__Your objective__.
Provide only the number of lines in the data below that contain the word "race".

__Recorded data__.
-------

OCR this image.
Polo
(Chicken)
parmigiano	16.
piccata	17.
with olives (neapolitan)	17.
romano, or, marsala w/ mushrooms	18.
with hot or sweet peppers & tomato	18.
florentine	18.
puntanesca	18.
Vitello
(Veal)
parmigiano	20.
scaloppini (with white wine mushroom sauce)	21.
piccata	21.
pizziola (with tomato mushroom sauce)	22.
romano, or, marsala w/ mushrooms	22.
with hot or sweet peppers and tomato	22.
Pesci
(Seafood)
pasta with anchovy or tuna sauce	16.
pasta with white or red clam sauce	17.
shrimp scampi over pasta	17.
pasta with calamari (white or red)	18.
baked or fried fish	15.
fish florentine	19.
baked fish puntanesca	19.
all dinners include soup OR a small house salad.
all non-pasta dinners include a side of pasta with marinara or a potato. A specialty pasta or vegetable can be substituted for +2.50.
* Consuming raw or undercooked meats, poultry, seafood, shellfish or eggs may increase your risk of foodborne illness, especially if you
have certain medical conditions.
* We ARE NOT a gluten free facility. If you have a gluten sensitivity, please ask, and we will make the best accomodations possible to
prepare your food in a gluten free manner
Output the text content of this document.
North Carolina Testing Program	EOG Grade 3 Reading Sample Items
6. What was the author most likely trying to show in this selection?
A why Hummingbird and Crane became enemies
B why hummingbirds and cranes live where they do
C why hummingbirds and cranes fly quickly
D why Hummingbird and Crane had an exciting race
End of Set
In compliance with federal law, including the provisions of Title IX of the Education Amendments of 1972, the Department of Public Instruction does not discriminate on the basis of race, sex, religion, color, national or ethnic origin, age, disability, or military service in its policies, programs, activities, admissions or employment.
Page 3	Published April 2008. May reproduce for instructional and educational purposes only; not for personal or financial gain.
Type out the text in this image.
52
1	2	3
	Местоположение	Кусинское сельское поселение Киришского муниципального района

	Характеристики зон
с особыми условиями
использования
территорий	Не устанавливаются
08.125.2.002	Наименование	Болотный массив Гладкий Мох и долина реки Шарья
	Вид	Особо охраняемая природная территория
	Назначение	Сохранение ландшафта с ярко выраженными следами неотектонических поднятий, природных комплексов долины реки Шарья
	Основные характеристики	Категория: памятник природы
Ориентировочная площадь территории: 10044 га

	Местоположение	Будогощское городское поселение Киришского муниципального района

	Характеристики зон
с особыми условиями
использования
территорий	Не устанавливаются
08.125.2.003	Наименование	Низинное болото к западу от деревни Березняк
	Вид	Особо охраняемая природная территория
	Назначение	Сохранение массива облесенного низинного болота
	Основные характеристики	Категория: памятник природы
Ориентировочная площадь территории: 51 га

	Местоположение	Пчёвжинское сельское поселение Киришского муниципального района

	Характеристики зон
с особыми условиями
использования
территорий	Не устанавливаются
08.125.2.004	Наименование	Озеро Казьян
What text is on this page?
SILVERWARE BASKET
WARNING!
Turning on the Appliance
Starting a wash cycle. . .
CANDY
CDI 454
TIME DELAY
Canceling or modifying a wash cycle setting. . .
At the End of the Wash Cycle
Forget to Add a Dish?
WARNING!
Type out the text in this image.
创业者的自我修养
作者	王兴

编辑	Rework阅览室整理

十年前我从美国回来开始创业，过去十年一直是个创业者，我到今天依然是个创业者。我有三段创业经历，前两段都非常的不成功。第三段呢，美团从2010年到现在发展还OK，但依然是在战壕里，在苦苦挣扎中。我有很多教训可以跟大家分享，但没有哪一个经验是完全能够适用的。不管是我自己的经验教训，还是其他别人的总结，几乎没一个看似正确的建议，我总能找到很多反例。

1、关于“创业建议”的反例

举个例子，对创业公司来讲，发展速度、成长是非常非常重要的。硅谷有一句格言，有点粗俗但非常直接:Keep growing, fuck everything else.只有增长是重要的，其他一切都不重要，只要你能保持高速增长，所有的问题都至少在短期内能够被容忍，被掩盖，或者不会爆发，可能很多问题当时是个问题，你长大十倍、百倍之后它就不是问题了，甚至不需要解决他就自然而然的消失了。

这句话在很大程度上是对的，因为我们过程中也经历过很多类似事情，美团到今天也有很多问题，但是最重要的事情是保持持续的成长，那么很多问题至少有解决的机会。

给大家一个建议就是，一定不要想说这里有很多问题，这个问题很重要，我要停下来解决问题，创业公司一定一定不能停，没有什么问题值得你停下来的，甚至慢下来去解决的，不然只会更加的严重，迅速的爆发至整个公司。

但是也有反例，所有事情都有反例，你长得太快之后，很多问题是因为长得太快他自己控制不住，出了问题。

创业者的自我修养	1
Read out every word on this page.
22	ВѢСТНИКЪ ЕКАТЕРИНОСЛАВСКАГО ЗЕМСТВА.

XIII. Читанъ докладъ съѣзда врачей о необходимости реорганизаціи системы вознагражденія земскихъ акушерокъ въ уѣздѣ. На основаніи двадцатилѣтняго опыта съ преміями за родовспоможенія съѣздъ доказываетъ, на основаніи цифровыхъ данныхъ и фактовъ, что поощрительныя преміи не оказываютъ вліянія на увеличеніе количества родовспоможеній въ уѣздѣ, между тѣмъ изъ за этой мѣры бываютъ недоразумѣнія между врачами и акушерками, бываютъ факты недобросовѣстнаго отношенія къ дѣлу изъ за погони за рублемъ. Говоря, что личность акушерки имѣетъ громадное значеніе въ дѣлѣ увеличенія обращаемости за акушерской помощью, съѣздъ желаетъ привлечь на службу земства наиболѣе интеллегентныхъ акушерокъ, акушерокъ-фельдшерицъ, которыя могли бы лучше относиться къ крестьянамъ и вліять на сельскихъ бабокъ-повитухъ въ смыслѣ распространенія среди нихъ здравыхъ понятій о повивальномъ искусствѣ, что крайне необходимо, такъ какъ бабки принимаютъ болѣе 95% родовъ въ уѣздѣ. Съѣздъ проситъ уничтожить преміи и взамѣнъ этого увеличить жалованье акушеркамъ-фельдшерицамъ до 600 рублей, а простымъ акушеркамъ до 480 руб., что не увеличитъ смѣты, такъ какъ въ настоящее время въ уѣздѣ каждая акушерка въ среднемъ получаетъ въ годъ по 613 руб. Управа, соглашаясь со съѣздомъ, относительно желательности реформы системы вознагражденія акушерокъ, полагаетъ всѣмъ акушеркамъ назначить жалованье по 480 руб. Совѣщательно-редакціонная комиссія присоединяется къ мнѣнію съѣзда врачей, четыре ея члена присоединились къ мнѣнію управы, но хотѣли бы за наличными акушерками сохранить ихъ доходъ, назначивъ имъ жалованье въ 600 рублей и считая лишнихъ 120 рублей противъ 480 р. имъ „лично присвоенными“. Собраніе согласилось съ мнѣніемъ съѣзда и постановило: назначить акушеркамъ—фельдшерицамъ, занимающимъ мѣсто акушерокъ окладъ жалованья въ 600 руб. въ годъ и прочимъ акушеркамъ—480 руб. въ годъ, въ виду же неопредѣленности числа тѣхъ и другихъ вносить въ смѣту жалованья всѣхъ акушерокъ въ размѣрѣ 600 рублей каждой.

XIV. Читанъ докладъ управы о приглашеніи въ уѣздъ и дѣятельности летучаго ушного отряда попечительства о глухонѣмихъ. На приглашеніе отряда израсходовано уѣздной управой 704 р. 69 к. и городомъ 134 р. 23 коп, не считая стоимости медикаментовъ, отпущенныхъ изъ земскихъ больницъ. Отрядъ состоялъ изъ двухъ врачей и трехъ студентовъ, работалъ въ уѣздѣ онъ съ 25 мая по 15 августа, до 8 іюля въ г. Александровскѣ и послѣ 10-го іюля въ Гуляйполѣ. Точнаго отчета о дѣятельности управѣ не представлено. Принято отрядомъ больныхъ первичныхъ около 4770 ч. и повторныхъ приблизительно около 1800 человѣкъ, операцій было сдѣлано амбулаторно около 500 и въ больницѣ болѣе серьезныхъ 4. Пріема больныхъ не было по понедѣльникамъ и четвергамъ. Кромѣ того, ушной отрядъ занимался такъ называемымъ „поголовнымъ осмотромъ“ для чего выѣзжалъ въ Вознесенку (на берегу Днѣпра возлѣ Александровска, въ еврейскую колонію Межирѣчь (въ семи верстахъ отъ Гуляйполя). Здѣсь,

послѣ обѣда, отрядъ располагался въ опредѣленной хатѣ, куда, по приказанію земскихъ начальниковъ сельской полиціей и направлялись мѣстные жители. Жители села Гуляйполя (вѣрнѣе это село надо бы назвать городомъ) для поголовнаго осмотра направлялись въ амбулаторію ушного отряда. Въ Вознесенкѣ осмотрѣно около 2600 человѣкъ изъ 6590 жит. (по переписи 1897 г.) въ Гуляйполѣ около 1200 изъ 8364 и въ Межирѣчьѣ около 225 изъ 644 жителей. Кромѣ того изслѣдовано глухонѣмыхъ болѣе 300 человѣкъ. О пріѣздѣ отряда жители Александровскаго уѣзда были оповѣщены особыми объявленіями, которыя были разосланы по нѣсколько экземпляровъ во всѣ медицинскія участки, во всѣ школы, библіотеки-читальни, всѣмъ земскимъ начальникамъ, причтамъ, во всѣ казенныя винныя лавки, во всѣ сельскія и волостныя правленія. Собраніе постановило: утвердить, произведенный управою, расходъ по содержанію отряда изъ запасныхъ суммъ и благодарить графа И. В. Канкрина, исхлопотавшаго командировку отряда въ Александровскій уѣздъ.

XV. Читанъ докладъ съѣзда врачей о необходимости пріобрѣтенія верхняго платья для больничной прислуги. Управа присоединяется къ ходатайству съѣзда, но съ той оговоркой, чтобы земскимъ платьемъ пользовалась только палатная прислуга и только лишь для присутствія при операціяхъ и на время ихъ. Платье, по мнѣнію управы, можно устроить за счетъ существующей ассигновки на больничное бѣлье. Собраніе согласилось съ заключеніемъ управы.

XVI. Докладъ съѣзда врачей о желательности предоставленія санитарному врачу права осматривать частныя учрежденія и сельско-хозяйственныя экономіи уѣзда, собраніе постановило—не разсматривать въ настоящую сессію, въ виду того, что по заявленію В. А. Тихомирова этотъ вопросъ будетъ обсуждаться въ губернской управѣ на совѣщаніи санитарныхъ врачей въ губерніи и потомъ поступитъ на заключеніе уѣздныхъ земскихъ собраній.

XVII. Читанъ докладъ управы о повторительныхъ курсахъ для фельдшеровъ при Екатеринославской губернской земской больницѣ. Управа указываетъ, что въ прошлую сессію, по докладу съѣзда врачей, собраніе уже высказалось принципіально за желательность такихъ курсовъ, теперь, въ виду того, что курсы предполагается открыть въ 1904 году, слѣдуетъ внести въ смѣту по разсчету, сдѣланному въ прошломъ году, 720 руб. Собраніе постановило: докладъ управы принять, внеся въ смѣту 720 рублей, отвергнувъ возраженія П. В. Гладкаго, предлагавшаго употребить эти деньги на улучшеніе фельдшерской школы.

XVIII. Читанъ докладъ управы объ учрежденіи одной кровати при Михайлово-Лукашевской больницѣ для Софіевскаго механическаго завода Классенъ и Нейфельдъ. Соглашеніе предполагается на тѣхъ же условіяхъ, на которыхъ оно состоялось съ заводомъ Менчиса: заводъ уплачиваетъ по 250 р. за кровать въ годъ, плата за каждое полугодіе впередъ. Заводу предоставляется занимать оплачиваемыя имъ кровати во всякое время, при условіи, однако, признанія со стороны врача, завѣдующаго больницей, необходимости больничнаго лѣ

-------

__Reply to the exercise__.
2